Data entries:
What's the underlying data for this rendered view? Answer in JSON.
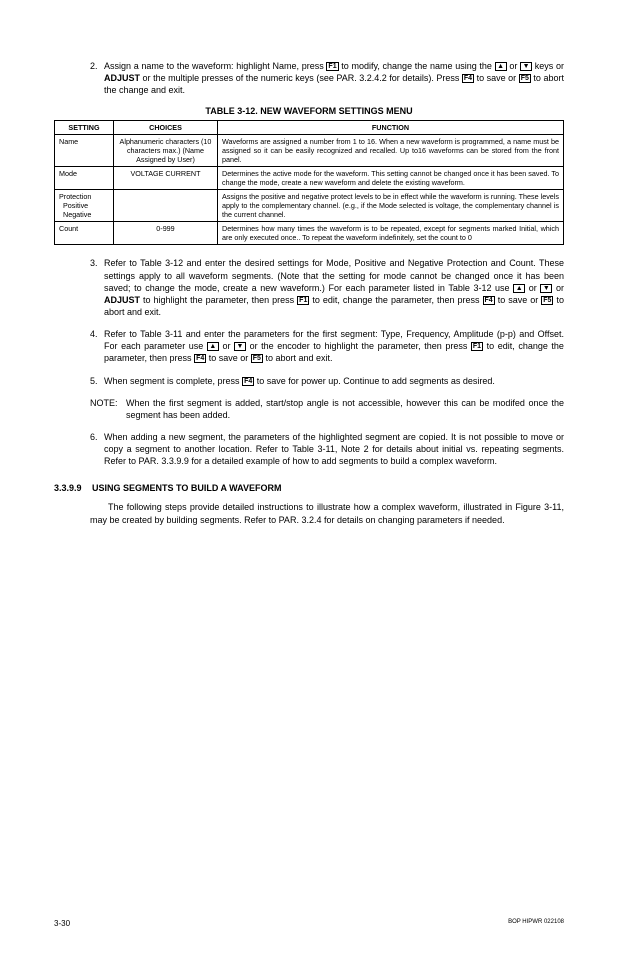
{
  "item2_pre": "Assign a name to the waveform: highlight Name, press ",
  "item2_mid1": " to modify, change the name using the ",
  "item2_mid2": " or ",
  "item2_mid3": " keys or ",
  "item2_adjust": "ADJUST",
  "item2_mid4": " or the multiple presses of the numeric keys (see PAR. 3.2.4.2 for details). Press ",
  "item2_mid5": " to save or ",
  "item2_end": " to abort the change and exit.",
  "key_f1": "F1",
  "key_f4": "F4",
  "key_f5": "F5",
  "key_up": "▲",
  "key_dn": "▼",
  "table_title": "TABLE 3-12.  NEW WAVEFORM SETTINGS MENU",
  "th_setting": "SETTING",
  "th_choices": "CHOICES",
  "th_function": "FUNCTION",
  "row1_s": "Name",
  "row1_c": "Alphanumeric characters (10 characters max.) (Name Assigned by User)",
  "row1_f": "Waveforms are assigned a number from 1 to 16. When a new waveform is programmed, a name must be assigned so it can be easily recognized and recalled. Up to16 waveforms can be stored from the front panel.",
  "row2_s": "Mode",
  "row2_c": "VOLTAGE CURRENT",
  "row2_f": "Determines the active mode for the waveform. This setting cannot be changed once it has been saved. To change the mode, create a new waveform and delete the existing waveform.",
  "row3_s1": "Protection",
  "row3_s2": "Positive",
  "row3_s3": "Negative",
  "row3_f": "Assigns the positive and negative protect levels to be in effect while the waveform is running. These levels apply to the complementary channel. (e.g., if the Mode selected is voltage, the complementary channel is the current channel.",
  "row4_s": "Count",
  "row4_c": "0-999",
  "row4_f": "Determines how many times the waveform is to be repeated, except for segments marked Initial, which are only executed once.. To repeat the waveform indefinitely, set the count to 0",
  "item3_a": "Refer to Table 3-12 and enter the desired settings for Mode, Positive and Negative Protection and Count. These settings apply to all waveform segments. (Note that the setting for mode cannot be changed once it has been saved; to change the mode, create a new waveform.) For each parameter listed in Table 3-12 use ",
  "item3_b": " or ",
  "item3_c": " or ",
  "item3_adjust": "ADJUST",
  "item3_d": " to highlight the parameter, then press ",
  "item3_e": " to edit, change the parameter, then press ",
  "item3_f": " to save or ",
  "item3_g": " to abort and exit.",
  "item4_a": "Refer to Table 3-11 and enter the parameters for the first segment: Type, Frequency, Amplitude (p-p) and Offset. For each parameter use ",
  "item4_b": " or ",
  "item4_c": " or the encoder to highlight the parameter, then press ",
  "item4_d": " to edit, change the parameter, then press ",
  "item4_e": " to save or ",
  "item4_f": " to abort and exit.",
  "item5_a": "When segment is complete, press ",
  "item5_b": " to save for power up. Continue to add segments as desired.",
  "note_label": "NOTE:",
  "note_body": "When the first segment is added, start/stop angle is not accessible, however this can be modifed once the segment has been added.",
  "item6": "When adding a new segment, the parameters of the highlighted segment are copied. It is not possible to move or copy a segment to another location. Refer to Table 3-11, Note 2 for details about initial vs. repeating segments. Refer to PAR. 3.3.9.9 for a detailed example of how to add segments to build a complex waveform.",
  "sub_num": "3.3.9.9",
  "sub_title": "USING SEGMENTS TO BUILD A WAVEFORM",
  "para1": "The following steps provide detailed instructions to illustrate how a complex waveform, illustrated in Figure 3-11, may be created by building segments. Refer to PAR. 3.2.4 for details on changing parameters if needed.",
  "foot_left": "3-30",
  "foot_right": "BOP HIPWR 022108"
}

▸ Given instruction
Where a line of the data holds "edit", show that line.

▸ Solved exercise
  "item3_e": " to edit, change the parameter, then press ",
  "item4_d": " to edit, change the parameter, then press ",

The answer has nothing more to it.